**ESTRATTO DEL DOCUMENTO**.
○ ○ ○ ○

Walter Salles torna dietro la macchina da presa con Io sono ancora qui. Un intenso dramma storico che fonde il personale con il politico, raccontando una storia di resistenza familiare nella morsa della dittatura militare brasiliana. Basato sul libro di memorie Ainda Estou Aqui di Marcelo Rubens Paiva, il film ripercorre la vicenda di Eunice Paiva (Fernanda Torres). La donna è costretta a reinventarsi e a lottare per la giustizia dopo la scomparsa forzata del marito Rubens Paiva (Selton Mello) nel 1971. Salles trasforma questa tragedia privata in un’opera universale, capace di toccare corde profonde e offrire un ritratto vivido di un’epoca di oppressione e coraggio.
![Io sono ancora qui](https://i0.wp.com/www.lapiziaviewsmagazine.it/wp-content/uploads/2025/02/copertine-articoli-9.png?resize=640%2C336&ssl=1)

○ ○ ○ ○

**ESTRATTI DEI DATI**.
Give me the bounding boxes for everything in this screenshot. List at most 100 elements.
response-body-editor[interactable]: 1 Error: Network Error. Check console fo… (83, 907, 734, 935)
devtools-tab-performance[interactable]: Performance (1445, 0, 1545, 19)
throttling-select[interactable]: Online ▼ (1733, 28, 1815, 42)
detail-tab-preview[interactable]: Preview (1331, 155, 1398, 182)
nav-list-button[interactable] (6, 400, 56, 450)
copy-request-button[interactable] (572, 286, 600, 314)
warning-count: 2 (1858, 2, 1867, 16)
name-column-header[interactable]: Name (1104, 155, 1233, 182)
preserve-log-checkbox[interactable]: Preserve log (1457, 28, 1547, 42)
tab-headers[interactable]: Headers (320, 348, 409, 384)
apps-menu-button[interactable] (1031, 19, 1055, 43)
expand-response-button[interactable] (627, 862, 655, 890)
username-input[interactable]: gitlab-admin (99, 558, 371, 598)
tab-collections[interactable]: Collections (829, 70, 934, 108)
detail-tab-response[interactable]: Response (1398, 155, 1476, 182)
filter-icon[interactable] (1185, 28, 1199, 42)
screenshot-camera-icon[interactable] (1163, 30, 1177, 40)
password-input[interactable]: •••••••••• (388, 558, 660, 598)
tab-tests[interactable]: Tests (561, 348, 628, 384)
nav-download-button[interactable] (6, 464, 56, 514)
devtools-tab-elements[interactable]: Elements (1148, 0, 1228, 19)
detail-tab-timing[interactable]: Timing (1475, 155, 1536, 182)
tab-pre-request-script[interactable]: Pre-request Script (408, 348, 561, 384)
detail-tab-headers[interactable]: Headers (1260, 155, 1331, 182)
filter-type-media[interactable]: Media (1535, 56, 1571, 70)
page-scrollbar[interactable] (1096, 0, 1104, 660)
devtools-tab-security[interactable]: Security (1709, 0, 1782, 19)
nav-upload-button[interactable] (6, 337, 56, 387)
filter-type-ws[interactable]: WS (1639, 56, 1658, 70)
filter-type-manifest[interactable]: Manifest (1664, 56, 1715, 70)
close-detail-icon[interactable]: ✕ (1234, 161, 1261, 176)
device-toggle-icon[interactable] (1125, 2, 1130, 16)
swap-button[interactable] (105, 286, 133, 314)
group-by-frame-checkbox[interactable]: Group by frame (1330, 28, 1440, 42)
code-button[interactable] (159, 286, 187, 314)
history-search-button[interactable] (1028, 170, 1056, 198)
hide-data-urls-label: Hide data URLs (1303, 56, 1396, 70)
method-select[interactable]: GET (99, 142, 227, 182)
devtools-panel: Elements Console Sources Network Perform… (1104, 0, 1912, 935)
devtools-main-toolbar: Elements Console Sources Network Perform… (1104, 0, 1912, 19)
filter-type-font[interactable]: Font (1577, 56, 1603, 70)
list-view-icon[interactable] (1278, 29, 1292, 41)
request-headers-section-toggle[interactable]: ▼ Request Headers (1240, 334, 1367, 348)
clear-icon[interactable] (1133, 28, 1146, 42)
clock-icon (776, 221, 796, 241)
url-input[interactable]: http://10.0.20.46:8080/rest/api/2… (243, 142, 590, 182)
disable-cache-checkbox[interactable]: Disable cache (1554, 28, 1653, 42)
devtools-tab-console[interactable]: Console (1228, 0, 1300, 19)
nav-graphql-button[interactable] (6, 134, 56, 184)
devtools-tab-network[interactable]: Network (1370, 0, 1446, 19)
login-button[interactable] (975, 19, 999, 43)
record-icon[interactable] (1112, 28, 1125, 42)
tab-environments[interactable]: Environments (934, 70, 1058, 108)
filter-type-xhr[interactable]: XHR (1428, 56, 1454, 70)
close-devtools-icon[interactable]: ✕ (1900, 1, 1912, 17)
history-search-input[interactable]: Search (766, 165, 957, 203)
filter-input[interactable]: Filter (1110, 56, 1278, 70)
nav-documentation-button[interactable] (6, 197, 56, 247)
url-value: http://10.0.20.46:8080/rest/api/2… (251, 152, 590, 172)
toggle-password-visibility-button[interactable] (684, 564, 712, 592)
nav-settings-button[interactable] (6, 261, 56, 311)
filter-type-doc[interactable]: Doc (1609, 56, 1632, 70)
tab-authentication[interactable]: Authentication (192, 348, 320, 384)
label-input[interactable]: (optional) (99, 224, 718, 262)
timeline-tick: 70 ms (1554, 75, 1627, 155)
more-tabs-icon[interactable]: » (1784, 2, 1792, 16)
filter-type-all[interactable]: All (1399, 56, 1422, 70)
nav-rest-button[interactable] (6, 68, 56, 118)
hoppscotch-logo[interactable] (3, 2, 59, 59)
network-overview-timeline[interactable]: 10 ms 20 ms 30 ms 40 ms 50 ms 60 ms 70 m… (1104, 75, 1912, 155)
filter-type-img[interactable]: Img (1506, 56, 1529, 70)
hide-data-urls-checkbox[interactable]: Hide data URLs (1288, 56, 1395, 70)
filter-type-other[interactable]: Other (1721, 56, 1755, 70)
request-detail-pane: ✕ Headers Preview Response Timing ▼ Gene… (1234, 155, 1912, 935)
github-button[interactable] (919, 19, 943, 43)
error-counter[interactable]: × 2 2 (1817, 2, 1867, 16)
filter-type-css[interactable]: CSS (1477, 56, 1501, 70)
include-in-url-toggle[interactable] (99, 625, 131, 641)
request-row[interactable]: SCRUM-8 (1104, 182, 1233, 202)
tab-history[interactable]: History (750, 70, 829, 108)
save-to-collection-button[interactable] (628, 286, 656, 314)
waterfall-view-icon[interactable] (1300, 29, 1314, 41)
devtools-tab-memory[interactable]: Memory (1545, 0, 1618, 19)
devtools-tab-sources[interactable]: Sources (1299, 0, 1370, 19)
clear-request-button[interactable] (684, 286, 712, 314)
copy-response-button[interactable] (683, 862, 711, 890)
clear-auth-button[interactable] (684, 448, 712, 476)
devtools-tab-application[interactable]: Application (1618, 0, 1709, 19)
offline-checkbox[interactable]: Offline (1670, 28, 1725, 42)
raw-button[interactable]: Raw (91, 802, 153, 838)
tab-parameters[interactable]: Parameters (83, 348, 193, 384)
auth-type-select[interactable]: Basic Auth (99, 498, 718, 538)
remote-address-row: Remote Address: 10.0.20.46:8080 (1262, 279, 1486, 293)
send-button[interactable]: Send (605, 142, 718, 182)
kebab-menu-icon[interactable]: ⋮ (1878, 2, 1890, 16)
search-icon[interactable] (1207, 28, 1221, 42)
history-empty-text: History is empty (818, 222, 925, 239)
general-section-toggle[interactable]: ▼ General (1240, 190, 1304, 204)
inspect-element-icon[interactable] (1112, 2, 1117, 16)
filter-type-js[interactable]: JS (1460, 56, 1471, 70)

○ ○ ○ ○

**COSA FARE**. Per favore, riporta parola per parola il passo dell'articolo sul film di Walter Salles compreso tra "Walter Salles torna" e "oppressione e coraggio.", estremi inclusi.

**LA SOLUZIONE**.
Walter Salles torna dietro la macchina da presa con Io sono ancora qui. Un intenso dramma storico che fonde il personale con il politico, raccontando una storia di resistenza familiare nella morsa della dittatura militare brasiliana. Basato sul libro di memorie Ainda Estou Aqui di Marcelo Rubens Paiva, il film ripercorre la vicenda di Eunice Paiva (Fernanda Torres). La donna è costretta a reinventarsi e a lottare per la giustizia dopo la scomparsa forzata del marito Rubens Paiva (Selton Mello) nel 1971. Salles trasforma questa tragedia privata in un’opera universale, capace di toccare corde profonde e offrire un ritratto vivido di un’epoca di oppressione e coraggio.